Write out the data below in full. Keep it exact.

Structured figure records:
---

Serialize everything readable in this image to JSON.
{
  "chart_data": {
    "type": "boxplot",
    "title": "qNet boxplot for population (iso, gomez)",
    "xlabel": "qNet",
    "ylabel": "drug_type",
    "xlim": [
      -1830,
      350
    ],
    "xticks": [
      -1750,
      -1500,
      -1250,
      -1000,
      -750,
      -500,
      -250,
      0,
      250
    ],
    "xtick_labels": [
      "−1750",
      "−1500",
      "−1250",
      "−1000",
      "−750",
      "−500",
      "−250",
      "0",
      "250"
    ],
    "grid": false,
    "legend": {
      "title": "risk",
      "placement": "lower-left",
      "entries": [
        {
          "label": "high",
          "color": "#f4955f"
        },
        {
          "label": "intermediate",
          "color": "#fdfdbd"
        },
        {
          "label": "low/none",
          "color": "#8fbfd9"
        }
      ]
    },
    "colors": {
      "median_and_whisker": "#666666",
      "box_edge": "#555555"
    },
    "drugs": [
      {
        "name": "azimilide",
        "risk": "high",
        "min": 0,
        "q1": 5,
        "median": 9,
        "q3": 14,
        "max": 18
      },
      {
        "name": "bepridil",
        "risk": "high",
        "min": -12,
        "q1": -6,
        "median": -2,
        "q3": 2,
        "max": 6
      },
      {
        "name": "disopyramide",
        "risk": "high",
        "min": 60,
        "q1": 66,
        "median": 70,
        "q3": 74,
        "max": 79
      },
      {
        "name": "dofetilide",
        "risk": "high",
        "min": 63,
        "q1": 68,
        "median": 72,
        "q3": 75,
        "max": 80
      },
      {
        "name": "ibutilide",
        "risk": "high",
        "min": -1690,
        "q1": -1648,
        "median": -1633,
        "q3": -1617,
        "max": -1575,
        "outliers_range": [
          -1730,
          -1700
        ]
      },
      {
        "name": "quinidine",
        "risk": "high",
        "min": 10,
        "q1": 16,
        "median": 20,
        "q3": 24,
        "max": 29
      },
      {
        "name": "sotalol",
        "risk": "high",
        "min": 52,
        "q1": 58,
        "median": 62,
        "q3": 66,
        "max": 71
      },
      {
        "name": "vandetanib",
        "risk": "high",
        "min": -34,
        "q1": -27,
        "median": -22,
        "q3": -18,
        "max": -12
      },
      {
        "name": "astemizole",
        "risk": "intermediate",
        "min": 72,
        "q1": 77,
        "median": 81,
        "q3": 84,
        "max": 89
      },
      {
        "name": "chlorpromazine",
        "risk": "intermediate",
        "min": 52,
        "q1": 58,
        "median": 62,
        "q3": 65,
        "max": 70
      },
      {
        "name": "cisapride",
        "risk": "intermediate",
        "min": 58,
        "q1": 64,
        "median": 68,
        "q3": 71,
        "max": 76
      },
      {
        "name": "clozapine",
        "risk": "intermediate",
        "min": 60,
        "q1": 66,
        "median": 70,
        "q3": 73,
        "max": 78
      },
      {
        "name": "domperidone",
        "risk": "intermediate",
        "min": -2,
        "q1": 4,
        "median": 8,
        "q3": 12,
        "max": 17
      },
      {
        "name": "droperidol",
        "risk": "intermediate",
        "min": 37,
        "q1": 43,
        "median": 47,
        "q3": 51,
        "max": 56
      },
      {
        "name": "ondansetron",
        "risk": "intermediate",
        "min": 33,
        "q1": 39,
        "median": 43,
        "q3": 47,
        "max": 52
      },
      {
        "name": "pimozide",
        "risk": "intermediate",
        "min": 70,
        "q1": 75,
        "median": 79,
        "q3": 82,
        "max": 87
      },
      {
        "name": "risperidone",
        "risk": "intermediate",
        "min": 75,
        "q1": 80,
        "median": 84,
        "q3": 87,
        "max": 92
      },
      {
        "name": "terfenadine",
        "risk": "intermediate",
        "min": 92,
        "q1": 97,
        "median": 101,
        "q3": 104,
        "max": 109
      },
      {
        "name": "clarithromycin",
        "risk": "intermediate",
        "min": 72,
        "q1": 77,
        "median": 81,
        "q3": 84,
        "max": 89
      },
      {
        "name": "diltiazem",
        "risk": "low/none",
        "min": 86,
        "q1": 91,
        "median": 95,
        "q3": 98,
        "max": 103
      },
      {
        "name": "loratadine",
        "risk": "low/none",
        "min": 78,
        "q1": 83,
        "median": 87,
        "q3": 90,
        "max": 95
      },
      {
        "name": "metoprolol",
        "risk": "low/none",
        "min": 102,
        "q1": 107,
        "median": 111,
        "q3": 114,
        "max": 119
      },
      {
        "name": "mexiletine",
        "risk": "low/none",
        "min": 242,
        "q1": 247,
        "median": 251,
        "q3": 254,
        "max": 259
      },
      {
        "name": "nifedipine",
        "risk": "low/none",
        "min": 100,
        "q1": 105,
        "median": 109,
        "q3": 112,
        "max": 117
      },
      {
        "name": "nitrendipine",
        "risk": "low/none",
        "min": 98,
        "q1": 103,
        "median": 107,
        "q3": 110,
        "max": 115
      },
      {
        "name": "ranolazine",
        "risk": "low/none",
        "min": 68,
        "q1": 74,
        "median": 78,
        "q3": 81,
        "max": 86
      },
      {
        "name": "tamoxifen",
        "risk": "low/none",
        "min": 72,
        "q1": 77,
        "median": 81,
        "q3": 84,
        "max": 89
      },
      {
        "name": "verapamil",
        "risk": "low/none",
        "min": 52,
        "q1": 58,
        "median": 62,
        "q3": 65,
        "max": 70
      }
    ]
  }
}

---

▸ **Solution to the exercise**:
Serialize everything readable in this image to JSON.
{
  "chart_data": {
    "type": "boxplot",
    "title": "qNet boxplot for population (iso, gomez)",
    "xlabel": "qNet",
    "ylabel": "drug_type",
    "xlim": [
      -1830,
      350
    ],
    "xticks": [
      -1750,
      -1500,
      -1250,
      -1000,
      -750,
      -500,
      -250,
      0,
      250
    ],
    "xtick_labels": [
      "−1750",
      "−1500",
      "−1250",
      "−1000",
      "−750",
      "−500",
      "−250",
      "0",
      "250"
    ],
    "grid": false,
    "legend": {
      "title": "risk",
      "placement": "lower-left",
      "entries": [
        {
          "label": "high",
          "color": "#f4955f"
        },
        {
          "label": "intermediate",
          "color": "#fdfdbd"
        },
        {
          "label": "low/none",
          "color": "#8fbfd9"
        }
      ]
    },
    "colors": {
      "median_and_whisker": "#666666",
      "box_edge": "#555555"
    },
    "drugs": [
      {
        "name": "azimilide",
        "risk": "high",
        "min": 0,
        "q1": 5,
        "median": 9,
        "q3": 14,
        "max": 18
      },
      {
        "name": "bepridil",
        "risk": "high",
        "min": -12,
        "q1": -6,
        "median": -2,
        "q3": 2,
        "max": 6
      },
      {
        "name": "disopyramide",
        "risk": "high",
        "min": 60,
        "q1": 66,
        "median": 70,
        "q3": 74,
        "max": 79
      },
      {
        "name": "dofetilide",
        "risk": "high",
        "min": 63,
        "q1": 68,
        "median": 72,
        "q3": 75,
        "max": 80
      },
      {
        "name": "ibutilide",
        "risk": "high",
        "min": -1690,
        "q1": -1648,
        "median": -1633,
        "q3": -1617,
        "max": -1575,
        "outliers_range": [
          -1730,
          -1700
        ]
      },
      {
        "name": "quinidine",
        "risk": "high",
        "min": 10,
        "q1": 16,
        "median": 20,
        "q3": 24,
        "max": 29
      },
      {
        "name": "sotalol",
        "risk": "high",
        "min": 52,
        "q1": 58,
        "median": 62,
        "q3": 66,
        "max": 71
      },
      {
        "name": "vandetanib",
        "risk": "high",
        "min": -34,
        "q1": -27,
        "median": -22,
        "q3": -18,
        "max": -12
      },
      {
        "name": "astemizole",
        "risk": "intermediate",
        "min": 72,
        "q1": 77,
        "median": 81,
        "q3": 84,
        "max": 89
      },
      {
        "name": "chlorpromazine",
        "risk": "intermediate",
        "min": 52,
        "q1": 58,
        "median": 62,
        "q3": 65,
        "max": 70
      },
      {
        "name": "cisapride",
        "risk": "intermediate",
        "min": 58,
        "q1": 64,
        "median": 68,
        "q3": 71,
        "max": 76
      },
      {
        "name": "clozapine",
        "risk": "intermediate",
        "min": 60,
        "q1": 66,
        "median": 70,
        "q3": 73,
        "max": 78
      },
      {
        "name": "domperidone",
        "risk": "intermediate",
        "min": -2,
        "q1": 4,
        "median": 8,
        "q3": 12,
        "max": 17
      },
      {
        "name": "droperidol",
        "risk": "intermediate",
        "min": 37,
        "q1": 43,
        "median": 47,
        "q3": 51,
        "max": 56
      },
      {
        "name": "ondansetron",
        "risk": "intermediate",
        "min": 33,
        "q1": 39,
        "median": 43,
        "q3": 47,
        "max": 52
      },
      {
        "name": "pimozide",
        "risk": "intermediate",
        "min": 70,
        "q1": 75,
        "median": 79,
        "q3": 82,
        "max": 87
      },
      {
        "name": "risperidone",
        "risk": "intermediate",
        "min": 75,
        "q1": 80,
        "median": 84,
        "q3": 87,
        "max": 92
      },
      {
        "name": "terfenadine",
        "risk": "intermediate",
        "min": 92,
        "q1": 97,
        "median": 101,
        "q3": 104,
        "max": 109
      },
      {
        "name": "clarithromycin",
        "risk": "intermediate",
        "min": 72,
        "q1": 77,
        "median": 81,
        "q3": 84,
        "max": 89
      },
      {
        "name": "diltiazem",
        "risk": "low/none",
        "min": 86,
        "q1": 91,
        "median": 95,
        "q3": 98,
        "max": 103
      },
      {
        "name": "loratadine",
        "risk": "low/none",
        "min": 78,
        "q1": 83,
        "median": 87,
        "q3": 90,
        "max": 95
      },
      {
        "name": "metoprolol",
        "risk": "low/none",
        "min": 102,
        "q1": 107,
        "median": 111,
        "q3": 114,
        "max": 119
      },
      {
        "name": "mexiletine",
        "risk": "low/none",
        "min": 242,
        "q1": 247,
        "median": 251,
        "q3": 254,
        "max": 259
      },
      {
        "name": "nifedipine",
        "risk": "low/none",
        "min": 100,
        "q1": 105,
        "median": 109,
        "q3": 112,
        "max": 117
      },
      {
        "name": "nitrendipine",
        "risk": "low/none",
        "min": 98,
        "q1": 103,
        "median": 107,
        "q3": 110,
        "max": 115
      },
      {
        "name": "ranolazine",
        "risk": "low/none",
        "min": 68,
        "q1": 74,
        "median": 78,
        "q3": 81,
        "max": 86
      },
      {
        "name": "tamoxifen",
        "risk": "low/none",
        "min": 72,
        "q1": 77,
        "median": 81,
        "q3": 84,
        "max": 89
      },
      {
        "name": "verapamil",
        "risk": "low/none",
        "min": 52,
        "q1": 58,
        "median": 62,
        "q3": 65,
        "max": 70
      }
    ]
  }
}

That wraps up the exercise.